◆ TASK STATEMENT
Say how many lines contain "color"; the answer is the number alone.

[Records about charts and figures]
---

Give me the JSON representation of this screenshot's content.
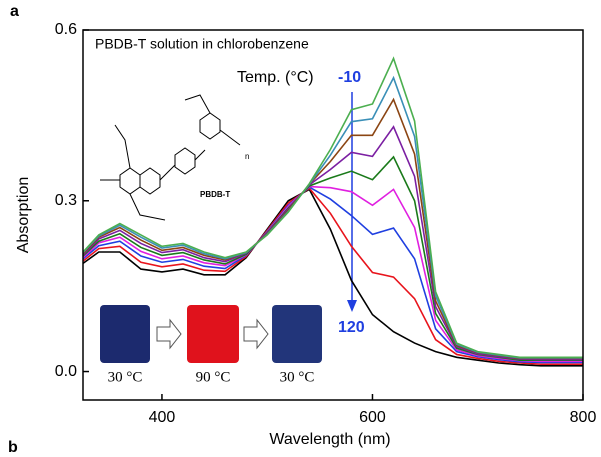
{
  "chart_data": {
    "type": "line",
    "x_label": "Wavelength (nm)",
    "y_label": "Absorption",
    "xlim": [
      325,
      800
    ],
    "ylim": [
      -0.05,
      0.6
    ],
    "xticks": [
      400,
      600,
      800
    ],
    "yticks": [
      {
        "value": 0,
        "label": "0.0"
      },
      0.3,
      0.6
    ],
    "x": [
      325,
      340,
      360,
      380,
      400,
      420,
      440,
      460,
      480,
      500,
      520,
      540,
      560,
      580,
      600,
      620,
      640,
      660,
      680,
      700,
      720,
      740,
      760,
      780,
      800
    ],
    "series": [
      {
        "color": "#000000",
        "values": [
          0.19,
          0.21,
          0.21,
          0.18,
          0.175,
          0.18,
          0.17,
          0.17,
          0.2,
          0.25,
          0.3,
          0.32,
          0.25,
          0.16,
          0.1,
          0.07,
          0.05,
          0.035,
          0.025,
          0.02,
          0.015,
          0.012,
          0.01,
          0.01,
          0.01
        ]
      },
      {
        "color": "#e8141c",
        "values": [
          0.194,
          0.216,
          0.22,
          0.192,
          0.184,
          0.189,
          0.178,
          0.176,
          0.202,
          0.248,
          0.296,
          0.322,
          0.278,
          0.22,
          0.174,
          0.166,
          0.128,
          0.056,
          0.03,
          0.023,
          0.018,
          0.015,
          0.013,
          0.013,
          0.013
        ]
      },
      {
        "color": "#1f3fe0",
        "values": [
          0.198,
          0.221,
          0.229,
          0.203,
          0.192,
          0.197,
          0.185,
          0.181,
          0.204,
          0.246,
          0.292,
          0.324,
          0.303,
          0.274,
          0.241,
          0.252,
          0.198,
          0.075,
          0.035,
          0.026,
          0.021,
          0.017,
          0.016,
          0.016,
          0.016
        ]
      },
      {
        "color": "#e020e0",
        "values": [
          0.2,
          0.226,
          0.236,
          0.211,
          0.198,
          0.203,
          0.191,
          0.186,
          0.205,
          0.245,
          0.29,
          0.325,
          0.323,
          0.316,
          0.292,
          0.32,
          0.253,
          0.09,
          0.038,
          0.028,
          0.023,
          0.019,
          0.018,
          0.018,
          0.018
        ]
      },
      {
        "color": "#1a7a1a",
        "values": [
          0.203,
          0.229,
          0.242,
          0.218,
          0.204,
          0.209,
          0.196,
          0.189,
          0.206,
          0.244,
          0.287,
          0.326,
          0.34,
          0.352,
          0.337,
          0.377,
          0.3,
          0.102,
          0.041,
          0.03,
          0.025,
          0.02,
          0.02,
          0.02,
          0.02
        ]
      },
      {
        "color": "#7b1fa2",
        "values": [
          0.205,
          0.233,
          0.248,
          0.225,
          0.209,
          0.214,
          0.2,
          0.193,
          0.208,
          0.243,
          0.285,
          0.328,
          0.355,
          0.385,
          0.378,
          0.43,
          0.343,
          0.114,
          0.044,
          0.031,
          0.026,
          0.022,
          0.021,
          0.021,
          0.021
        ]
      },
      {
        "color": "#8b4513",
        "values": [
          0.207,
          0.236,
          0.253,
          0.231,
          0.213,
          0.218,
          0.204,
          0.196,
          0.209,
          0.242,
          0.283,
          0.329,
          0.369,
          0.415,
          0.415,
          0.478,
          0.382,
          0.124,
          0.046,
          0.033,
          0.028,
          0.023,
          0.023,
          0.023,
          0.023
        ]
      },
      {
        "color": "#3a8fb7",
        "values": [
          0.209,
          0.238,
          0.257,
          0.236,
          0.217,
          0.222,
          0.207,
          0.198,
          0.209,
          0.241,
          0.281,
          0.329,
          0.38,
          0.439,
          0.444,
          0.516,
          0.413,
          0.133,
          0.048,
          0.034,
          0.029,
          0.024,
          0.024,
          0.024,
          0.024
        ]
      },
      {
        "color": "#4caf50",
        "values": [
          0.21,
          0.24,
          0.26,
          0.24,
          0.22,
          0.225,
          0.21,
          0.2,
          0.21,
          0.24,
          0.28,
          0.33,
          0.39,
          0.46,
          0.47,
          0.55,
          0.44,
          0.14,
          0.05,
          0.035,
          0.03,
          0.025,
          0.025,
          0.025,
          0.025
        ]
      }
    ],
    "annotations": {
      "panel_a": "a",
      "panel_b": "b",
      "solution": "PBDB-T solution in chlorobenzene",
      "temp": "Temp. (°C)",
      "temp_start": "-10",
      "temp_end": "120",
      "polymer": "PBDB-T",
      "repeat": "n",
      "vials": [
        "30 °C",
        "90 °C",
        "30 °C"
      ]
    }
  }
}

---

◆ RESPONSE
9